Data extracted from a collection
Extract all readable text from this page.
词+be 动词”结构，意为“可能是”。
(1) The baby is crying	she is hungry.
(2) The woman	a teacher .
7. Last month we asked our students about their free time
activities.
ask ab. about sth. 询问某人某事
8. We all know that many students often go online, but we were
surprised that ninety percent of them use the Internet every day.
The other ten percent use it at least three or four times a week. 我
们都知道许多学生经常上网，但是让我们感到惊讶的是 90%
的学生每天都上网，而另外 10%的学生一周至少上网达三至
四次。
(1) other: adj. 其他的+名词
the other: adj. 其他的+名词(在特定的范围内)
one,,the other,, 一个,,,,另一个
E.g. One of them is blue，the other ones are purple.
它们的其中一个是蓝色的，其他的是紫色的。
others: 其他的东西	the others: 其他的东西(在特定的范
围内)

### WHAT YOU ARE ASKED TO DO
Each line above is to be repeated exactly.

### TASK ANSWER
Extract all readable text from this page.
词+be 动词”结构，意为“可能是”。
(1) The baby is crying	she is hungry.
(2) The woman	a teacher .
7. Last month we asked our students about their free time
activities.
ask ab. about sth. 询问某人某事
8. We all know that many students often go online, but we were
surprised that ninety percent of them use the Internet every day.
The other ten percent use it at least three or four times a week. 我
们都知道许多学生经常上网，但是让我们感到惊讶的是 90%
的学生每天都上网，而另外 10%的学生一周至少上网达三至
四次。
(1) other: adj. 其他的+名词
the other: adj. 其他的+名词(在特定的范围内)
one,,the other,, 一个,,,,另一个
E.g. One of them is blue，the other ones are purple.
它们的其中一个是蓝色的，其他的是紫色的。
others: 其他的东西	the others: 其他的东西(在特定的范
围内)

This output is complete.